◆ **Records provided**:

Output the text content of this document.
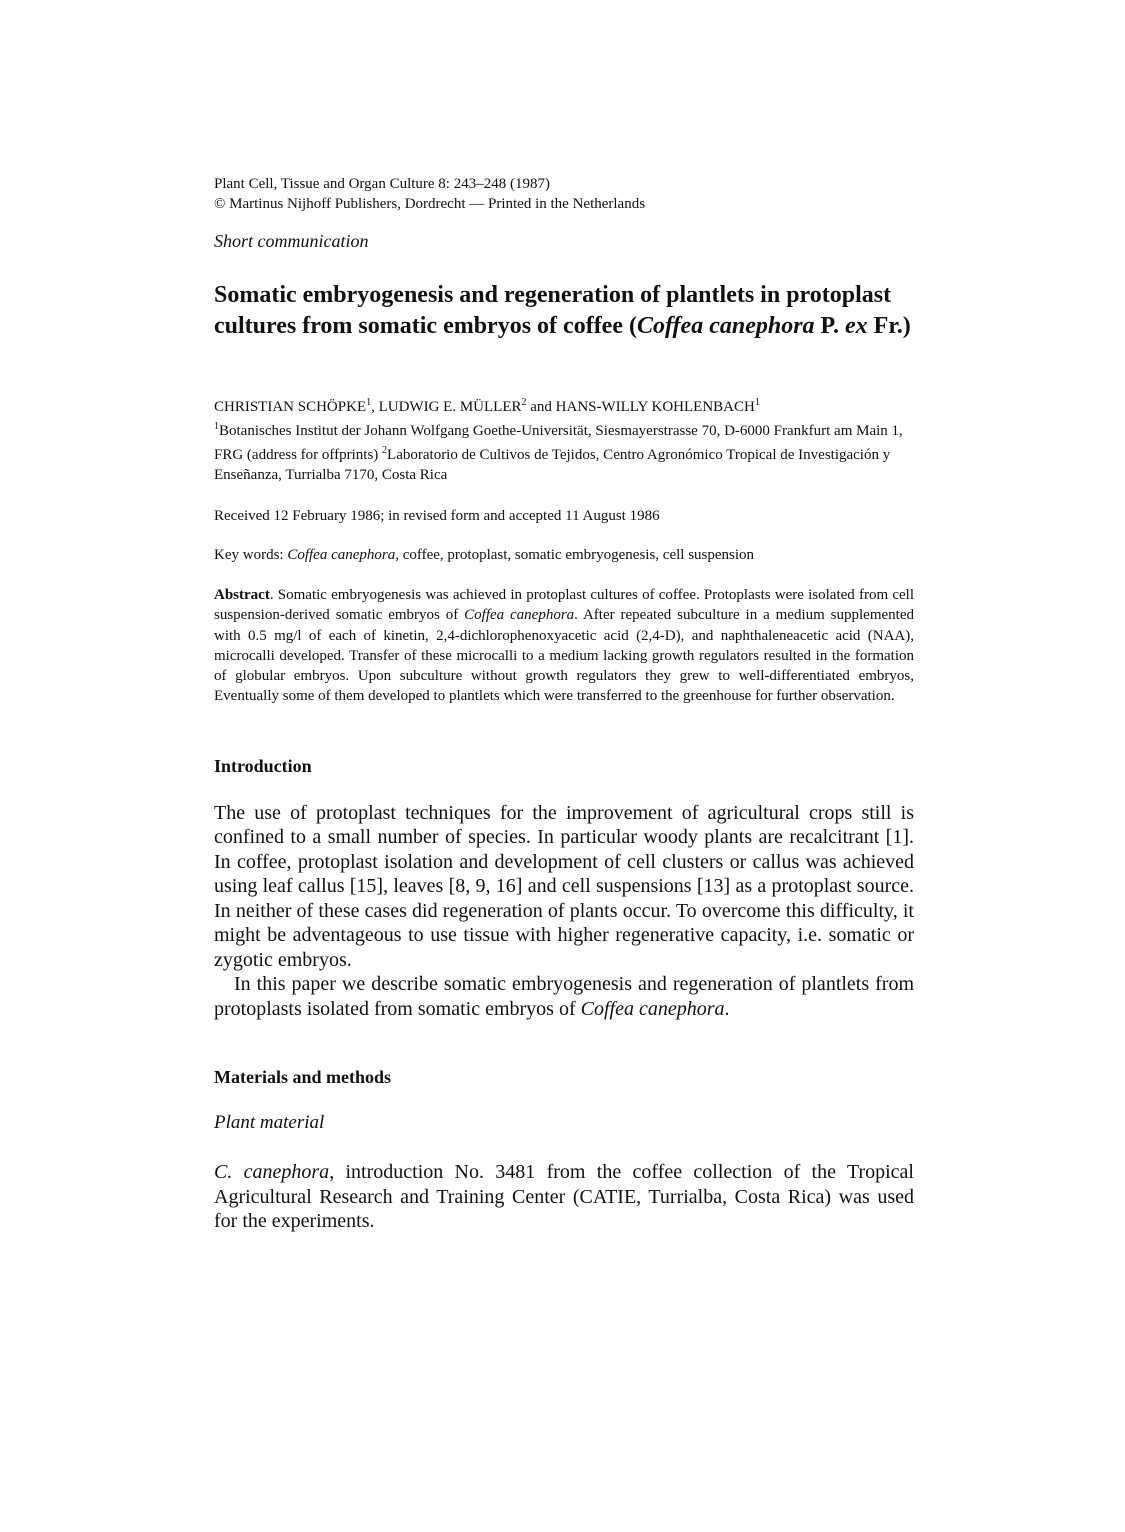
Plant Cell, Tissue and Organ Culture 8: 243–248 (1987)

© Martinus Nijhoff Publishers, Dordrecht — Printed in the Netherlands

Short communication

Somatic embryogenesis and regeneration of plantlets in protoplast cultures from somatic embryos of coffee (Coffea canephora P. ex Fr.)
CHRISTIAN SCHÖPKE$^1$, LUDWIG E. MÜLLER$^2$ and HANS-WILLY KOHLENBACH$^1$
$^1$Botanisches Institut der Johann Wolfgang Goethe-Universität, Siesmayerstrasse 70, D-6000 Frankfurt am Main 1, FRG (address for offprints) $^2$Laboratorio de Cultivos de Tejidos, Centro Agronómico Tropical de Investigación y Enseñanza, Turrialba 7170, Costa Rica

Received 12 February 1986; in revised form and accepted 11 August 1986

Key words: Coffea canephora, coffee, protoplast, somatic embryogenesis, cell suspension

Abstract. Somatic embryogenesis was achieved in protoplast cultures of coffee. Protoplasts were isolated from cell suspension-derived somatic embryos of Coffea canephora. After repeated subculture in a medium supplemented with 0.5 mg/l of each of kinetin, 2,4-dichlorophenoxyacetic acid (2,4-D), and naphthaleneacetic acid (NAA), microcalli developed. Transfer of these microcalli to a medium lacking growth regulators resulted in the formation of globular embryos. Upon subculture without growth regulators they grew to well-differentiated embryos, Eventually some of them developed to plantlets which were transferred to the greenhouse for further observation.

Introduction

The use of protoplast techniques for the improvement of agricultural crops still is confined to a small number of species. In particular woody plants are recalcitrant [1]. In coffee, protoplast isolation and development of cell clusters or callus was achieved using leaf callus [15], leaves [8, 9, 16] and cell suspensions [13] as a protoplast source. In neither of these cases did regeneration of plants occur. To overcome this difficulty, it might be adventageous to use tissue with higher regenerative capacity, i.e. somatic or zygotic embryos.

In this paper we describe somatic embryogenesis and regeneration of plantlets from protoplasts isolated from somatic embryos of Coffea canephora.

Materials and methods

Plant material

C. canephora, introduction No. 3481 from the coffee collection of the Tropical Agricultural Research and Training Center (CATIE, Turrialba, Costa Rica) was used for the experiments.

◆ **Task description**: Produce a word-for-word version of the material, with no pictures included.

◆ **Answer for this exercise**:
Output the text content of this document.
Plant Cell, Tissue and Organ Culture 8: 243–248 (1987)

© Martinus Nijhoff Publishers, Dordrecht — Printed in the Netherlands

Short communication

Somatic embryogenesis and regeneration of plantlets in protoplast cultures from somatic embryos of coffee (Coffea canephora P. ex Fr.)
CHRISTIAN SCHÖPKE$^1$, LUDWIG E. MÜLLER$^2$ and HANS-WILLY KOHLENBACH$^1$
$^1$Botanisches Institut der Johann Wolfgang Goethe-Universität, Siesmayerstrasse 70, D-6000 Frankfurt am Main 1, FRG (address for offprints) $^2$Laboratorio de Cultivos de Tejidos, Centro Agronómico Tropical de Investigación y Enseñanza, Turrialba 7170, Costa Rica

Received 12 February 1986; in revised form and accepted 11 August 1986

Key words: Coffea canephora, coffee, protoplast, somatic embryogenesis, cell suspension

Abstract. Somatic embryogenesis was achieved in protoplast cultures of coffee. Protoplasts were isolated from cell suspension-derived somatic embryos of Coffea canephora. After repeated subculture in a medium supplemented with 0.5 mg/l of each of kinetin, 2,4-dichlorophenoxyacetic acid (2,4-D), and naphthaleneacetic acid (NAA), microcalli developed. Transfer of these microcalli to a medium lacking growth regulators resulted in the formation of globular embryos. Upon subculture without growth regulators they grew to well-differentiated embryos, Eventually some of them developed to plantlets which were transferred to the greenhouse for further observation.

Introduction

The use of protoplast techniques for the improvement of agricultural crops still is confined to a small number of species. In particular woody plants are recalcitrant [1]. In coffee, protoplast isolation and development of cell clusters or callus was achieved using leaf callus [15], leaves [8, 9, 16] and cell suspensions [13] as a protoplast source. In neither of these cases did regeneration of plants occur. To overcome this difficulty, it might be adventageous to use tissue with higher regenerative capacity, i.e. somatic or zygotic embryos.

In this paper we describe somatic embryogenesis and regeneration of plantlets from protoplasts isolated from somatic embryos of Coffea canephora.

Materials and methods

Plant material

C. canephora, introduction No. 3481 from the coffee collection of the Tropical Agricultural Research and Training Center (CATIE, Turrialba, Costa Rica) was used for the experiments.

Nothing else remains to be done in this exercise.